## What the task requires
Your copy of the material must match it exactly, except that pictures are dropped.

## Stored records
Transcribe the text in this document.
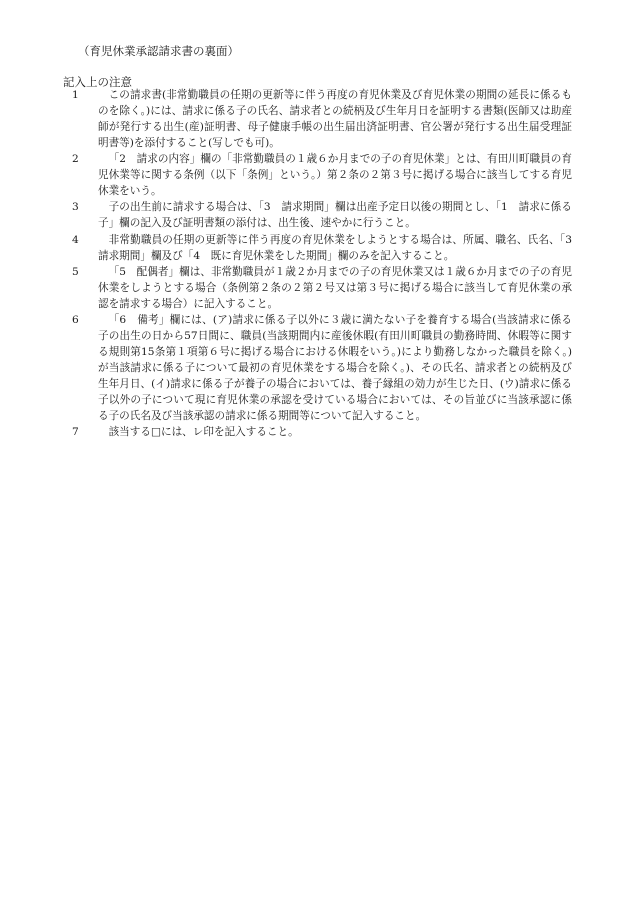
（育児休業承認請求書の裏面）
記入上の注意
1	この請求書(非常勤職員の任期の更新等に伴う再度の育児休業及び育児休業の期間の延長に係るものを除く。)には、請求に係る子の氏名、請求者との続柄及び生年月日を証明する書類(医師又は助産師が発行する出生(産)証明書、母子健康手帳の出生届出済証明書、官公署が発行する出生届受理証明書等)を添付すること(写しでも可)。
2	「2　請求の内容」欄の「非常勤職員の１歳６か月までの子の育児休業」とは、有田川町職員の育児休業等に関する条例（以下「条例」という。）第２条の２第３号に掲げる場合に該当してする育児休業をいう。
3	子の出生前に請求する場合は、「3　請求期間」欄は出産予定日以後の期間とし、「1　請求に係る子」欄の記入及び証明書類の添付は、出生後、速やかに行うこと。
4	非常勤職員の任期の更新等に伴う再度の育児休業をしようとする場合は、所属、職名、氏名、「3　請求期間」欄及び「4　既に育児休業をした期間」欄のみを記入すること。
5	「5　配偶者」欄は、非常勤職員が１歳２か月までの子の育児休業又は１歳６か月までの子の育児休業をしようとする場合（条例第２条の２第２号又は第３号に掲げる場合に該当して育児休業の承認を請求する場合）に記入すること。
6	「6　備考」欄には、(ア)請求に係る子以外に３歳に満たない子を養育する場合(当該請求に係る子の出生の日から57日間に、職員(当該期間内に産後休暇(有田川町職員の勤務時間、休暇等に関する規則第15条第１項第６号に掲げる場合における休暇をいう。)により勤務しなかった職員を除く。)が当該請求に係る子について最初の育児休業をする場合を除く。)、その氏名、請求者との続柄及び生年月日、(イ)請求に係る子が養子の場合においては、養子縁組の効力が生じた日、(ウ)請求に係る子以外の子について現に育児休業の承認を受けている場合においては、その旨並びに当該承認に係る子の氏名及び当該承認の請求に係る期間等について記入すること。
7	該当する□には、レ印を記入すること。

## Response
Transcribe the text in this document.
（育児休業承認請求書の裏面）
記入上の注意
1	この請求書(非常勤職員の任期の更新等に伴う再度の育児休業及び育児休業の期間の延長に係るものを除く。)には、請求に係る子の氏名、請求者との続柄及び生年月日を証明する書類(医師又は助産師が発行する出生(産)証明書、母子健康手帳の出生届出済証明書、官公署が発行する出生届受理証明書等)を添付すること(写しでも可)。
2	「2　請求の内容」欄の「非常勤職員の１歳６か月までの子の育児休業」とは、有田川町職員の育児休業等に関する条例（以下「条例」という。）第２条の２第３号に掲げる場合に該当してする育児休業をいう。
3	子の出生前に請求する場合は、「3　請求期間」欄は出産予定日以後の期間とし、「1　請求に係る子」欄の記入及び証明書類の添付は、出生後、速やかに行うこと。
4	非常勤職員の任期の更新等に伴う再度の育児休業をしようとする場合は、所属、職名、氏名、「3　請求期間」欄及び「4　既に育児休業をした期間」欄のみを記入すること。
5	「5　配偶者」欄は、非常勤職員が１歳２か月までの子の育児休業又は１歳６か月までの子の育児休業をしようとする場合（条例第２条の２第２号又は第３号に掲げる場合に該当して育児休業の承認を請求する場合）に記入すること。
6	「6　備考」欄には、(ア)請求に係る子以外に３歳に満たない子を養育する場合(当該請求に係る子の出生の日から57日間に、職員(当該期間内に産後休暇(有田川町職員の勤務時間、休暇等に関する規則第15条第１項第６号に掲げる場合における休暇をいう。)により勤務しなかった職員を除く。)が当該請求に係る子について最初の育児休業をする場合を除く。)、その氏名、請求者との続柄及び生年月日、(イ)請求に係る子が養子の場合においては、養子縁組の効力が生じた日、(ウ)請求に係る子以外の子について現に育児休業の承認を受けている場合においては、その旨並びに当該承認に係る子の氏名及び当該承認の請求に係る期間等について記入すること。
7	該当する□には、レ印を記入すること。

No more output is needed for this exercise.